*OBJECTIVE*:
Retype the records below exactly as they appear.

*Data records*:
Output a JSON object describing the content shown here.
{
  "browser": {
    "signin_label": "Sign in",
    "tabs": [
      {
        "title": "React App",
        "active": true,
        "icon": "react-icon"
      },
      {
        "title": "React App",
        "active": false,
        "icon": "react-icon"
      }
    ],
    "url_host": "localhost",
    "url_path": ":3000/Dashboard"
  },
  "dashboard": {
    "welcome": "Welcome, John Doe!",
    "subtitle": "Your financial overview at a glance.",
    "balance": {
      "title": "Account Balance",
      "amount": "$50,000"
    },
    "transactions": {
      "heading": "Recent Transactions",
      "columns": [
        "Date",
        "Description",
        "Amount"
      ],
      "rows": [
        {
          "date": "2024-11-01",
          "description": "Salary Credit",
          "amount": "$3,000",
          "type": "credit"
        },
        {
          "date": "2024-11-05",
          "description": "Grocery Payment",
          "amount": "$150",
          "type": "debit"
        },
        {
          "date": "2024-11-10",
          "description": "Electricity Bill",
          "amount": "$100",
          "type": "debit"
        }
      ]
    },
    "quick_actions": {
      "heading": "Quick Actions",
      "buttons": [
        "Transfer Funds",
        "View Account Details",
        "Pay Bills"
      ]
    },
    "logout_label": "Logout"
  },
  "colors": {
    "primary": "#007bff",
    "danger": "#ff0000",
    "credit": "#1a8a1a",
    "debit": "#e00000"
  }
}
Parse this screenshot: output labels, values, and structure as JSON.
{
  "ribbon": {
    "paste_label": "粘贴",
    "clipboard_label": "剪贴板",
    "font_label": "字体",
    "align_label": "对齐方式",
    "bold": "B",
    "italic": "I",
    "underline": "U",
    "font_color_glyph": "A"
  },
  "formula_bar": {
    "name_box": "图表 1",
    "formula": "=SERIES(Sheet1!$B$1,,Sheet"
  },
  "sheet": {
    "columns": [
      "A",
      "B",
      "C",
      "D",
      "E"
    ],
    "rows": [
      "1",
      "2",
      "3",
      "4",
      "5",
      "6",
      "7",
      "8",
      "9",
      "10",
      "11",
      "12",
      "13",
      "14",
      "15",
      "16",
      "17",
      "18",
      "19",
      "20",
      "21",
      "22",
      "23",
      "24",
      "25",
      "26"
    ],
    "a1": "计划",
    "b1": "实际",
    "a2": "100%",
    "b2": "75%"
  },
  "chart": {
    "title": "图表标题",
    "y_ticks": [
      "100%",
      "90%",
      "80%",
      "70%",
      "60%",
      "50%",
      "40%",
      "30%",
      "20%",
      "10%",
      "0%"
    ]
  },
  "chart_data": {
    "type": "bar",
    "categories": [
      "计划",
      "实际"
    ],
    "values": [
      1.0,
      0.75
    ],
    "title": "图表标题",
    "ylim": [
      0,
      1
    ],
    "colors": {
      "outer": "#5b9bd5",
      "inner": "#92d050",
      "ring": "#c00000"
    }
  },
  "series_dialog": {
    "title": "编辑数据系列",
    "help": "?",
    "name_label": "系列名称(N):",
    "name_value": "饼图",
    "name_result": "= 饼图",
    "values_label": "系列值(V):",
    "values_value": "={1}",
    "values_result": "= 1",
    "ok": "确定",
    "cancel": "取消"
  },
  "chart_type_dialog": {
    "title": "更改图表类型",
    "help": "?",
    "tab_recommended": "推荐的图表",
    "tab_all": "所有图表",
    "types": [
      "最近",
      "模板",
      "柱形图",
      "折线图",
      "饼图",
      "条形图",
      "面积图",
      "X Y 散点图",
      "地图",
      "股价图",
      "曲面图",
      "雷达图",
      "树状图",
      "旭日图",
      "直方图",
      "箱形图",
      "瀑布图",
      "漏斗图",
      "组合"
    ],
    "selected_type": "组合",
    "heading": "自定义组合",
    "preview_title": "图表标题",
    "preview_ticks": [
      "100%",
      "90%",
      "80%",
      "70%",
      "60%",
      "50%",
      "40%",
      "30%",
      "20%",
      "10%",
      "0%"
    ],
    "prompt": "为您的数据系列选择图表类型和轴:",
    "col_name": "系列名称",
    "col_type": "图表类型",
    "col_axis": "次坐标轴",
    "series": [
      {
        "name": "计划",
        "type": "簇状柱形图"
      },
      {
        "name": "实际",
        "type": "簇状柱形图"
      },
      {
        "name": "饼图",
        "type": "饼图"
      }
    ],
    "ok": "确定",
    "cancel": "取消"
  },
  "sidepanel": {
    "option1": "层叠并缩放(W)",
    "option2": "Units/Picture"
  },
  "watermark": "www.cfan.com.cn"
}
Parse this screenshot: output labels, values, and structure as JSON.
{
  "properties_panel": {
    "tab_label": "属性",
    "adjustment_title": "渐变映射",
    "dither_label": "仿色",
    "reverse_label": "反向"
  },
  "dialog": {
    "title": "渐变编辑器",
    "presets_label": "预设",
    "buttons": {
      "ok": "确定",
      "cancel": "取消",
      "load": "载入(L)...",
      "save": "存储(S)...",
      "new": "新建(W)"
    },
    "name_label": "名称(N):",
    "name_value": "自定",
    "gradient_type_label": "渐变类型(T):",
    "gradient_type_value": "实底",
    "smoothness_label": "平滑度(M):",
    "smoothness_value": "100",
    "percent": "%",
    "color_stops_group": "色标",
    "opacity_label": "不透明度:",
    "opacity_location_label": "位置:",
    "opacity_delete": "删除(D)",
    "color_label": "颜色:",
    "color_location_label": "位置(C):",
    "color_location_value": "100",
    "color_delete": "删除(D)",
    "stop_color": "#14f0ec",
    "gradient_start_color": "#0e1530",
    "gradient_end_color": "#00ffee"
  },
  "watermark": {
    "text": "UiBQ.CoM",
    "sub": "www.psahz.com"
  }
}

*SOLVED EXERCISE*:
Output a JSON object describing the content shown here.
{
  "browser": {
    "signin_label": "Sign in",
    "tabs": [
      {
        "title": "React App",
        "active": true,
        "icon": "react-icon"
      },
      {
        "title": "React App",
        "active": false,
        "icon": "react-icon"
      }
    ],
    "url_host": "localhost",
    "url_path": ":3000/Dashboard"
  },
  "dashboard": {
    "welcome": "Welcome, John Doe!",
    "subtitle": "Your financial overview at a glance.",
    "balance": {
      "title": "Account Balance",
      "amount": "$50,000"
    },
    "transactions": {
      "heading": "Recent Transactions",
      "columns": [
        "Date",
        "Description",
        "Amount"
      ],
      "rows": [
        {
          "date": "2024-11-01",
          "description": "Salary Credit",
          "amount": "$3,000",
          "type": "credit"
        },
        {
          "date": "2024-11-05",
          "description": "Grocery Payment",
          "amount": "$150",
          "type": "debit"
        },
        {
          "date": "2024-11-10",
          "description": "Electricity Bill",
          "amount": "$100",
          "type": "debit"
        }
      ]
    },
    "quick_actions": {
      "heading": "Quick Actions",
      "buttons": [
        "Transfer Funds",
        "View Account Details",
        "Pay Bills"
      ]
    },
    "logout_label": "Logout"
  },
  "colors": {
    "primary": "#007bff",
    "danger": "#ff0000",
    "credit": "#1a8a1a",
    "debit": "#e00000"
  }
}
Parse this screenshot: output labels, values, and structure as JSON.
{
  "ribbon": {
    "paste_label": "粘贴",
    "clipboard_label": "剪贴板",
    "font_label": "字体",
    "align_label": "对齐方式",
    "bold": "B",
    "italic": "I",
    "underline": "U",
    "font_color_glyph": "A"
  },
  "formula_bar": {
    "name_box": "图表 1",
    "formula": "=SERIES(Sheet1!$B$1,,Sheet"
  },
  "sheet": {
    "columns": [
      "A",
      "B",
      "C",
      "D",
      "E"
    ],
    "rows": [
      "1",
      "2",
      "3",
      "4",
      "5",
      "6",
      "7",
      "8",
      "9",
      "10",
      "11",
      "12",
      "13",
      "14",
      "15",
      "16",
      "17",
      "18",
      "19",
      "20",
      "21",
      "22",
      "23",
      "24",
      "25",
      "26"
    ],
    "a1": "计划",
    "b1": "实际",
    "a2": "100%",
    "b2": "75%"
  },
  "chart": {
    "title": "图表标题",
    "y_ticks": [
      "100%",
      "90%",
      "80%",
      "70%",
      "60%",
      "50%",
      "40%",
      "30%",
      "20%",
      "10%",
      "0%"
    ]
  },
  "chart_data": {
    "type": "bar",
    "categories": [
      "计划",
      "实际"
    ],
    "values": [
      1.0,
      0.75
    ],
    "title": "图表标题",
    "ylim": [
      0,
      1
    ],
    "colors": {
      "outer": "#5b9bd5",
      "inner": "#92d050",
      "ring": "#c00000"
    }
  },
  "series_dialog": {
    "title": "编辑数据系列",
    "help": "?",
    "name_label": "系列名称(N):",
    "name_value": "饼图",
    "name_result": "= 饼图",
    "values_label": "系列值(V):",
    "values_value": "={1}",
    "values_result": "= 1",
    "ok": "确定",
    "cancel": "取消"
  },
  "chart_type_dialog": {
    "title": "更改图表类型",
    "help": "?",
    "tab_recommended": "推荐的图表",
    "tab_all": "所有图表",
    "types": [
      "最近",
      "模板",
      "柱形图",
      "折线图",
      "饼图",
      "条形图",
      "面积图",
      "X Y 散点图",
      "地图",
      "股价图",
      "曲面图",
      "雷达图",
      "树状图",
      "旭日图",
      "直方图",
      "箱形图",
      "瀑布图",
      "漏斗图",
      "组合"
    ],
    "selected_type": "组合",
    "heading": "自定义组合",
    "preview_title": "图表标题",
    "preview_ticks": [
      "100%",
      "90%",
      "80%",
      "70%",
      "60%",
      "50%",
      "40%",
      "30%",
      "20%",
      "10%",
      "0%"
    ],
    "prompt": "为您的数据系列选择图表类型和轴:",
    "col_name": "系列名称",
    "col_type": "图表类型",
    "col_axis": "次坐标轴",
    "series": [
      {
        "name": "计划",
        "type": "簇状柱形图"
      },
      {
        "name": "实际",
        "type": "簇状柱形图"
      },
      {
        "name": "饼图",
        "type": "饼图"
      }
    ],
    "ok": "确定",
    "cancel": "取消"
  },
  "sidepanel": {
    "option1": "层叠并缩放(W)",
    "option2": "Units/Picture"
  },
  "watermark": "www.cfan.com.cn"
}
Parse this screenshot: output labels, values, and structure as JSON.
{
  "properties_panel": {
    "tab_label": "属性",
    "adjustment_title": "渐变映射",
    "dither_label": "仿色",
    "reverse_label": "反向"
  },
  "dialog": {
    "title": "渐变编辑器",
    "presets_label": "预设",
    "buttons": {
      "ok": "确定",
      "cancel": "取消",
      "load": "载入(L)...",
      "save": "存储(S)...",
      "new": "新建(W)"
    },
    "name_label": "名称(N):",
    "name_value": "自定",
    "gradient_type_label": "渐变类型(T):",
    "gradient_type_value": "实底",
    "smoothness_label": "平滑度(M):",
    "smoothness_value": "100",
    "percent": "%",
    "color_stops_group": "色标",
    "opacity_label": "不透明度:",
    "opacity_location_label": "位置:",
    "opacity_delete": "删除(D)",
    "color_label": "颜色:",
    "color_location_label": "位置(C):",
    "color_location_value": "100",
    "color_delete": "删除(D)",
    "stop_color": "#14f0ec",
    "gradient_start_color": "#0e1530",
    "gradient_end_color": "#00ffee"
  },
  "watermark": {
    "text": "UiBQ.CoM",
    "sub": "www.psahz.com"
  }
}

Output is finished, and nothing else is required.